Exercise brief
Your task is to print all of the material verbatim.

Data for the task
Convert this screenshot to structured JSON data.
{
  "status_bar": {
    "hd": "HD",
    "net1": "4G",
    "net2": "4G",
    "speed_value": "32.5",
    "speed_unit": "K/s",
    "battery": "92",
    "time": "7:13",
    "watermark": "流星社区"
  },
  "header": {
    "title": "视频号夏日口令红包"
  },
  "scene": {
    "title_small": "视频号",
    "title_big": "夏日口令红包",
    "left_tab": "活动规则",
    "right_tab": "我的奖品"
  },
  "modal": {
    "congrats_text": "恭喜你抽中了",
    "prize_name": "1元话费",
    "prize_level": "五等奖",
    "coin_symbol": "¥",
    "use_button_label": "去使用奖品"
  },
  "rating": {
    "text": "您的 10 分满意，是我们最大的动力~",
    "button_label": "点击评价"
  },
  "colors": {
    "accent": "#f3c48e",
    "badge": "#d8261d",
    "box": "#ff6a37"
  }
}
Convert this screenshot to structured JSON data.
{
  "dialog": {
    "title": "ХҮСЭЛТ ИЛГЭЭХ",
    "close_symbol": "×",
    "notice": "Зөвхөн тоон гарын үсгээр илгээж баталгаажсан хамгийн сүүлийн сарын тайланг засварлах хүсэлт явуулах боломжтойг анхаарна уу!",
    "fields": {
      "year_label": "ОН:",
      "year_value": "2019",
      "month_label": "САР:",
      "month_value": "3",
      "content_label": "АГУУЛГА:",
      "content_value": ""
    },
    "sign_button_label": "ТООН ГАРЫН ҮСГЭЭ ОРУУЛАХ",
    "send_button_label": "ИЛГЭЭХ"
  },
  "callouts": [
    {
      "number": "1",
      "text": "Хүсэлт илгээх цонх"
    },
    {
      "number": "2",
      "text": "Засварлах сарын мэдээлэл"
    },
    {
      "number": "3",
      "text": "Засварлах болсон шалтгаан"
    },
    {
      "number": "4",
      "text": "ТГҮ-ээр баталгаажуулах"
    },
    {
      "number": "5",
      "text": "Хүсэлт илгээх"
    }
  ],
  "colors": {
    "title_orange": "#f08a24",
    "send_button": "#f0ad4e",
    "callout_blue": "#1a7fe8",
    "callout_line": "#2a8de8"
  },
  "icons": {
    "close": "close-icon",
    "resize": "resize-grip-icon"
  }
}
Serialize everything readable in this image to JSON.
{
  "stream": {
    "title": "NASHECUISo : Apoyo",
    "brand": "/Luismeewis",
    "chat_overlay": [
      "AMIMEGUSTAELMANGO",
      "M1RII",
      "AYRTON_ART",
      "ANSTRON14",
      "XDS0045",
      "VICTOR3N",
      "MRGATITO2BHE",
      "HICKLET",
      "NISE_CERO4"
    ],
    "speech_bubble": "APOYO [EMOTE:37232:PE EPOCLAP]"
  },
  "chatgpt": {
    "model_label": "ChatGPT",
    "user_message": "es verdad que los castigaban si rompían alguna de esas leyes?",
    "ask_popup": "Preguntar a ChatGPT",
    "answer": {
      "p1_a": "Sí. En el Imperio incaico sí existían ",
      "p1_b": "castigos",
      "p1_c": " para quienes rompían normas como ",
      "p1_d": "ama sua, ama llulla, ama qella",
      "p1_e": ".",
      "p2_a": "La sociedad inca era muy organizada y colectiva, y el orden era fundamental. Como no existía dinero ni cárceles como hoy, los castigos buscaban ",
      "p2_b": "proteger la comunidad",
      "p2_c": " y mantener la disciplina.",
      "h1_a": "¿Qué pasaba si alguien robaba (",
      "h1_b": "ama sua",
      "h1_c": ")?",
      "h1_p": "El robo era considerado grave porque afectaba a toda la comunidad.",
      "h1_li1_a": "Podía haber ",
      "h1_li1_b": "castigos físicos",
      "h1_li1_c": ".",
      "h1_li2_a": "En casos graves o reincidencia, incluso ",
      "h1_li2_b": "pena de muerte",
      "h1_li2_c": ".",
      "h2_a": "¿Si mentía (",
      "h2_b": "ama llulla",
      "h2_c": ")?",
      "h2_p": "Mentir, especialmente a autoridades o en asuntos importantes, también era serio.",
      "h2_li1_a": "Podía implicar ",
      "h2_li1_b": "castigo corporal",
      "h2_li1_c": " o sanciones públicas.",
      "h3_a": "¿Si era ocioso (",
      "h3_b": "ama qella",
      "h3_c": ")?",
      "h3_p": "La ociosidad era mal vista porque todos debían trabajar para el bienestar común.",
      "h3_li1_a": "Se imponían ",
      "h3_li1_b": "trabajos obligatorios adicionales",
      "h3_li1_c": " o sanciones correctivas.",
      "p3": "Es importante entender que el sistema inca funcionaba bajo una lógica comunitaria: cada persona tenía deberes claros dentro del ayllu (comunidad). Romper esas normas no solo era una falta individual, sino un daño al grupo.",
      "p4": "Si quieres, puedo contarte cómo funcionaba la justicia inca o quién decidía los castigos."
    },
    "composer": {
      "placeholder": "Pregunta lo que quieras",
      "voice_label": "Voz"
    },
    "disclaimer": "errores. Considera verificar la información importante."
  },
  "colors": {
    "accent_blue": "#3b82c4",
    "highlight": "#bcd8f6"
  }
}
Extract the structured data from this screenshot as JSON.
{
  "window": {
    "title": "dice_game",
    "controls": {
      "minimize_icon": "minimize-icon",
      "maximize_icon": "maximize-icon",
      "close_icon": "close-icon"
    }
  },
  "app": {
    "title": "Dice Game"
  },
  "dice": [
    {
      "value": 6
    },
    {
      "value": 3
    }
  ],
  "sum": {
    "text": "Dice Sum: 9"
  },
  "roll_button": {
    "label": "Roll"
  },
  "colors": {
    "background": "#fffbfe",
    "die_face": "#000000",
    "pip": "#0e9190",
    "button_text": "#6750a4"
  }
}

Answer to the task
Convert this screenshot to structured JSON data.
{
  "status_bar": {
    "hd": "HD",
    "net1": "4G",
    "net2": "4G",
    "speed_value": "32.5",
    "speed_unit": "K/s",
    "battery": "92",
    "time": "7:13",
    "watermark": "流星社区"
  },
  "header": {
    "title": "视频号夏日口令红包"
  },
  "scene": {
    "title_small": "视频号",
    "title_big": "夏日口令红包",
    "left_tab": "活动规则",
    "right_tab": "我的奖品"
  },
  "modal": {
    "congrats_text": "恭喜你抽中了",
    "prize_name": "1元话费",
    "prize_level": "五等奖",
    "coin_symbol": "¥",
    "use_button_label": "去使用奖品"
  },
  "rating": {
    "text": "您的 10 分满意，是我们最大的动力~",
    "button_label": "点击评价"
  },
  "colors": {
    "accent": "#f3c48e",
    "badge": "#d8261d",
    "box": "#ff6a37"
  }
}
Convert this screenshot to structured JSON data.
{
  "dialog": {
    "title": "ХҮСЭЛТ ИЛГЭЭХ",
    "close_symbol": "×",
    "notice": "Зөвхөн тоон гарын үсгээр илгээж баталгаажсан хамгийн сүүлийн сарын тайланг засварлах хүсэлт явуулах боломжтойг анхаарна уу!",
    "fields": {
      "year_label": "ОН:",
      "year_value": "2019",
      "month_label": "САР:",
      "month_value": "3",
      "content_label": "АГУУЛГА:",
      "content_value": ""
    },
    "sign_button_label": "ТООН ГАРЫН ҮСГЭЭ ОРУУЛАХ",
    "send_button_label": "ИЛГЭЭХ"
  },
  "callouts": [
    {
      "number": "1",
      "text": "Хүсэлт илгээх цонх"
    },
    {
      "number": "2",
      "text": "Засварлах сарын мэдээлэл"
    },
    {
      "number": "3",
      "text": "Засварлах болсон шалтгаан"
    },
    {
      "number": "4",
      "text": "ТГҮ-ээр баталгаажуулах"
    },
    {
      "number": "5",
      "text": "Хүсэлт илгээх"
    }
  ],
  "colors": {
    "title_orange": "#f08a24",
    "send_button": "#f0ad4e",
    "callout_blue": "#1a7fe8",
    "callout_line": "#2a8de8"
  },
  "icons": {
    "close": "close-icon",
    "resize": "resize-grip-icon"
  }
}
Serialize everything readable in this image to JSON.
{
  "stream": {
    "title": "NASHECUISo : Apoyo",
    "brand": "/Luismeewis",
    "chat_overlay": [
      "AMIMEGUSTAELMANGO",
      "M1RII",
      "AYRTON_ART",
      "ANSTRON14",
      "XDS0045",
      "VICTOR3N",
      "MRGATITO2BHE",
      "HICKLET",
      "NISE_CERO4"
    ],
    "speech_bubble": "APOYO [EMOTE:37232:PE EPOCLAP]"
  },
  "chatgpt": {
    "model_label": "ChatGPT",
    "user_message": "es verdad que los castigaban si rompían alguna de esas leyes?",
    "ask_popup": "Preguntar a ChatGPT",
    "answer": {
      "p1_a": "Sí. En el Imperio incaico sí existían ",
      "p1_b": "castigos",
      "p1_c": " para quienes rompían normas como ",
      "p1_d": "ama sua, ama llulla, ama qella",
      "p1_e": ".",
      "p2_a": "La sociedad inca era muy organizada y colectiva, y el orden era fundamental. Como no existía dinero ni cárceles como hoy, los castigos buscaban ",
      "p2_b": "proteger la comunidad",
      "p2_c": " y mantener la disciplina.",
      "h1_a": "¿Qué pasaba si alguien robaba (",
      "h1_b": "ama sua",
      "h1_c": ")?",
      "h1_p": "El robo era considerado grave porque afectaba a toda la comunidad.",
      "h1_li1_a": "Podía haber ",
      "h1_li1_b": "castigos físicos",
      "h1_li1_c": ".",
      "h1_li2_a": "En casos graves o reincidencia, incluso ",
      "h1_li2_b": "pena de muerte",
      "h1_li2_c": ".",
      "h2_a": "¿Si mentía (",
      "h2_b": "ama llulla",
      "h2_c": ")?",
      "h2_p": "Mentir, especialmente a autoridades o en asuntos importantes, también era serio.",
      "h2_li1_a": "Podía implicar ",
      "h2_li1_b": "castigo corporal",
      "h2_li1_c": " o sanciones públicas.",
      "h3_a": "¿Si era ocioso (",
      "h3_b": "ama qella",
      "h3_c": ")?",
      "h3_p": "La ociosidad era mal vista porque todos debían trabajar para el bienestar común.",
      "h3_li1_a": "Se imponían ",
      "h3_li1_b": "trabajos obligatorios adicionales",
      "h3_li1_c": " o sanciones correctivas.",
      "p3": "Es importante entender que el sistema inca funcionaba bajo una lógica comunitaria: cada persona tenía deberes claros dentro del ayllu (comunidad). Romper esas normas no solo era una falta individual, sino un daño al grupo.",
      "p4": "Si quieres, puedo contarte cómo funcionaba la justicia inca o quién decidía los castigos."
    },
    "composer": {
      "placeholder": "Pregunta lo que quieras",
      "voice_label": "Voz"
    },
    "disclaimer": "errores. Considera verificar la información importante."
  },
  "colors": {
    "accent_blue": "#3b82c4",
    "highlight": "#bcd8f6"
  }
}
Extract the structured data from this screenshot as JSON.
{
  "window": {
    "title": "dice_game",
    "controls": {
      "minimize_icon": "minimize-icon",
      "maximize_icon": "maximize-icon",
      "close_icon": "close-icon"
    }
  },
  "app": {
    "title": "Dice Game"
  },
  "dice": [
    {
      "value": 6
    },
    {
      "value": 3
    }
  ],
  "sum": {
    "text": "Dice Sum: 9"
  },
  "roll_button": {
    "label": "Roll"
  },
  "colors": {
    "background": "#fffbfe",
    "die_face": "#000000",
    "pip": "#0e9190",
    "button_text": "#6750a4"
  }
}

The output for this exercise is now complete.